Filter the entries below, keeping only lines with the word "пункту".

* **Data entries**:
* BEGIN *

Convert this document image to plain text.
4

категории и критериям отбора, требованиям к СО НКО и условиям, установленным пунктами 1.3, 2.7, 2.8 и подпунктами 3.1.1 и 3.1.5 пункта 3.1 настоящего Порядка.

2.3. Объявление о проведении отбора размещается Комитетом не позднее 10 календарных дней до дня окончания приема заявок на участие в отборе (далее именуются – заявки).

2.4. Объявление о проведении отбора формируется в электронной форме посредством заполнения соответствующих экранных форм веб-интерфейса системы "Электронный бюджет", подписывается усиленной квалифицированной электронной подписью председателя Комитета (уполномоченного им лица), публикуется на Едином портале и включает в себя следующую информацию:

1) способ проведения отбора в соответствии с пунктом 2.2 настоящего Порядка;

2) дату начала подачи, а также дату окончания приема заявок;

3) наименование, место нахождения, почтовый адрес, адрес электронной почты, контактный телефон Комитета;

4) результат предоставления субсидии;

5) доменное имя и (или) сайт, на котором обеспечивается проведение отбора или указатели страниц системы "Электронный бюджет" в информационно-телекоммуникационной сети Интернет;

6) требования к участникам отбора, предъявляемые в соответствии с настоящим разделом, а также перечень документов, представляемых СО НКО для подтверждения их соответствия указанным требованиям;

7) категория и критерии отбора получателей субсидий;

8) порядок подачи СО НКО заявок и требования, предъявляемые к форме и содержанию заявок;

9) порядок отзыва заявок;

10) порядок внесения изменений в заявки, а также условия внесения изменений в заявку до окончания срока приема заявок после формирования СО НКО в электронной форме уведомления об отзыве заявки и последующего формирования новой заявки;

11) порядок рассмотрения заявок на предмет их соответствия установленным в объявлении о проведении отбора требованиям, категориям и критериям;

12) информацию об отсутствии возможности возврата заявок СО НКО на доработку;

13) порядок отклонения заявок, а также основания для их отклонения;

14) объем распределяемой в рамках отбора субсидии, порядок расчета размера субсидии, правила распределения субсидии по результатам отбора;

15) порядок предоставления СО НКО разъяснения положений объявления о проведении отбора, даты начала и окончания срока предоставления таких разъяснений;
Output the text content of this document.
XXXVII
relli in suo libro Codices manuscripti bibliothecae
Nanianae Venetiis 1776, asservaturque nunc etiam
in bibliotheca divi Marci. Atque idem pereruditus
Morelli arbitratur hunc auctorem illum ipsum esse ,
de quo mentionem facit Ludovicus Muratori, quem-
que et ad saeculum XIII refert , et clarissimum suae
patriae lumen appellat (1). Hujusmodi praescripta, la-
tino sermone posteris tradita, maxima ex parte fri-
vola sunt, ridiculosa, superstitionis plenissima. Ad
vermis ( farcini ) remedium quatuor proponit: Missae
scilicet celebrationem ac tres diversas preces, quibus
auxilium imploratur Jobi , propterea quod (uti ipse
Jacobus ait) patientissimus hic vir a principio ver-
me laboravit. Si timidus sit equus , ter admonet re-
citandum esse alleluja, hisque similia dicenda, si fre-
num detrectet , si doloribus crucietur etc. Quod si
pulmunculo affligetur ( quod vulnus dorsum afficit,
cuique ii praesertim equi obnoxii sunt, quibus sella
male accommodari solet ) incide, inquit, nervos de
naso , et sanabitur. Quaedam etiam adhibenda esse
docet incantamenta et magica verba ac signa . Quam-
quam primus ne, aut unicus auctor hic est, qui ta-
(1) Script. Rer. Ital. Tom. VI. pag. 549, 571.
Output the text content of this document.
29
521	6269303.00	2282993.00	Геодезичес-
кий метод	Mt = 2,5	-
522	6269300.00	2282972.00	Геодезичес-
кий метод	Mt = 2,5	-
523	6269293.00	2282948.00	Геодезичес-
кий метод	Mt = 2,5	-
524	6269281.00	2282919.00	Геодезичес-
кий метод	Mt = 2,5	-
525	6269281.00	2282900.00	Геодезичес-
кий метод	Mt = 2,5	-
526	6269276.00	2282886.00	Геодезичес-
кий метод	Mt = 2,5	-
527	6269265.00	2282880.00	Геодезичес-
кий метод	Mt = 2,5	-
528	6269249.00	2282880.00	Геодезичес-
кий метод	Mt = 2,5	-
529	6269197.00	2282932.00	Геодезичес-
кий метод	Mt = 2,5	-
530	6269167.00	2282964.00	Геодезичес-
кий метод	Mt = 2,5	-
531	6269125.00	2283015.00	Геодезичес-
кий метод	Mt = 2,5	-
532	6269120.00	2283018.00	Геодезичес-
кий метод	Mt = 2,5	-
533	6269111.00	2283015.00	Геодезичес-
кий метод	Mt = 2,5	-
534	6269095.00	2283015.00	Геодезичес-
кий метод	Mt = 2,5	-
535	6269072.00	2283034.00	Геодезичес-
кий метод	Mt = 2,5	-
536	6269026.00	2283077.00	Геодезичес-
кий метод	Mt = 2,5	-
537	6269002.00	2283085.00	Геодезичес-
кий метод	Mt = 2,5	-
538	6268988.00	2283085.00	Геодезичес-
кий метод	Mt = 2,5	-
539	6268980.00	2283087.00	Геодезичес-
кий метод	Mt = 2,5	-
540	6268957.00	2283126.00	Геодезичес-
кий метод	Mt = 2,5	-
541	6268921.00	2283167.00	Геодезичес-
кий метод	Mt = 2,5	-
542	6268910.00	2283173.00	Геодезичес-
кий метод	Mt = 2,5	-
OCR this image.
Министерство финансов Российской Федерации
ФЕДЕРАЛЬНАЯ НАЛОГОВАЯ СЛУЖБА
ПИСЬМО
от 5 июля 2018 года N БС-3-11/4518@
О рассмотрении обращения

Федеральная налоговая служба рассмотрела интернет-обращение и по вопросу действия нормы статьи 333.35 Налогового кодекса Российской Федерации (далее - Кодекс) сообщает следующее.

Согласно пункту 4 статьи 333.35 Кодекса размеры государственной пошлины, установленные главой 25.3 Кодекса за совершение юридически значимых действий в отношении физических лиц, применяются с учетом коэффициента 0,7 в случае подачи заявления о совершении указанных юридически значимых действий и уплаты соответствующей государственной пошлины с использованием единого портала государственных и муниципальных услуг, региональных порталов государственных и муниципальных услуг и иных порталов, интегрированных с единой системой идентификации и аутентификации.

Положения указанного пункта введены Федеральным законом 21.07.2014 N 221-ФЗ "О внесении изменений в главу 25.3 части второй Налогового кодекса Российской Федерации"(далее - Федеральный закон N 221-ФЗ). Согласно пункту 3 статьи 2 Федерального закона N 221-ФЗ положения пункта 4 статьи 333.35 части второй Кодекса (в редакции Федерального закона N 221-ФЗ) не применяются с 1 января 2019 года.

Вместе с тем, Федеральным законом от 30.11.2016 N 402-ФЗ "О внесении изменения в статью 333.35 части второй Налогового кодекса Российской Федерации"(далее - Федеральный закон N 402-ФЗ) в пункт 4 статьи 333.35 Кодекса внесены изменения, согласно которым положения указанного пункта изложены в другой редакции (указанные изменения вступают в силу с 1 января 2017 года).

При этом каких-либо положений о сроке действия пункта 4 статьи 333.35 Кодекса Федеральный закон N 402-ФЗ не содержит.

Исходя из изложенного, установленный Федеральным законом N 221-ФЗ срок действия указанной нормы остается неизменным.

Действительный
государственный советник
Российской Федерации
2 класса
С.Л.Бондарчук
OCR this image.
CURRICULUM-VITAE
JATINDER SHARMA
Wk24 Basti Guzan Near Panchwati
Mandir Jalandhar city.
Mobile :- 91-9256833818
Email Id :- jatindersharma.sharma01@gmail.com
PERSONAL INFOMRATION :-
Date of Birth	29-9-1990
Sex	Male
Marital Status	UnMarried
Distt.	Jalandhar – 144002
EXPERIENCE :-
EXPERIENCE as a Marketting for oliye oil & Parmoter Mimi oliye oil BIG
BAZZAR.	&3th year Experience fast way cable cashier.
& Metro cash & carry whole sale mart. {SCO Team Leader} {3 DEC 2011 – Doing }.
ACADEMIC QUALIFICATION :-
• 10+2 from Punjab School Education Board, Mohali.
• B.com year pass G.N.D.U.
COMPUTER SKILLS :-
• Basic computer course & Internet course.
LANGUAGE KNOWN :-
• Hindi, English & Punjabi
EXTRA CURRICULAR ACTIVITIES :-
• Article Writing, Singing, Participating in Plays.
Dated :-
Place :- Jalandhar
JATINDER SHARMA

* END *

* **Result below**:
Согласно пункту 4 статьи 333.35 Кодекса размеры государственной пошлины, установленные главой 25.3 Кодекса за совершение юридически значимых действий в отношении физических лиц, применяются с учетом коэффициента 0,7 в случае подачи заявления о совершении указанных юридически значимых действий и уплаты соответствующей государственной пошлины с использованием единого портала государственных и муниципальных услуг, региональных порталов государственных и муниципальных услуг и иных порталов, интегрированных с единой системой идентификации и аутентификации.
Положения указанного пункта введены Федеральным законом 21.07.2014 N 221-ФЗ "О внесении изменений в главу 25.3 части второй Налогового кодекса Российской Федерации"(далее - Федеральный закон N 221-ФЗ). Согласно пункту 3 статьи 2 Федерального закона N 221-ФЗ положения пункта 4 статьи 333.35 части второй Кодекса (в редакции Федерального закона N 221-ФЗ) не применяются с 1 января 2019 года.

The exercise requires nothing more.